──────── Data records
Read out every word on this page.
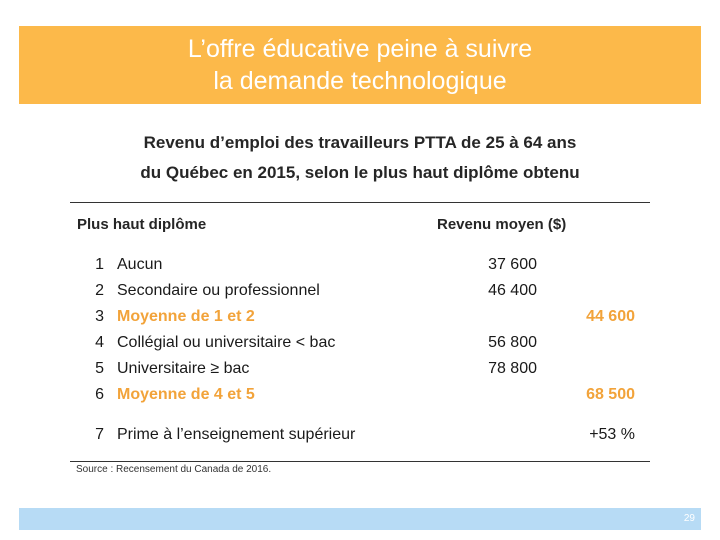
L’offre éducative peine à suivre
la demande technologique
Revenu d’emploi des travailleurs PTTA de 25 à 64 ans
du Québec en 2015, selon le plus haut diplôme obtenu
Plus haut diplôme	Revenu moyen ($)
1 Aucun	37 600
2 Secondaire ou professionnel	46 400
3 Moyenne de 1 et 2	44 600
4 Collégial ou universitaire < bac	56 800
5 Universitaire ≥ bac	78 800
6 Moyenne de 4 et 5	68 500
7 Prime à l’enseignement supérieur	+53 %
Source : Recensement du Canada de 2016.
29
────────────────
Repeat each entry precisely as it appears. Leave the pictures out.

→ Output for this task:
Read out every word on this page.
L’offre éducative peine à suivre
la demande technologique
Revenu d’emploi des travailleurs PTTA de 25 à 64 ans
du Québec en 2015, selon le plus haut diplôme obtenu
Plus haut diplôme	Revenu moyen ($)
1 Aucun	37 600
2 Secondaire ou professionnel	46 400
3 Moyenne de 1 et 2	44 600
4 Collégial ou universitaire < bac	56 800
5 Universitaire ≥ bac	78 800
6 Moyenne de 4 et 5	68 500
7 Prime à l’enseignement supérieur	+53 %
Source : Recensement du Canada de 2016.
29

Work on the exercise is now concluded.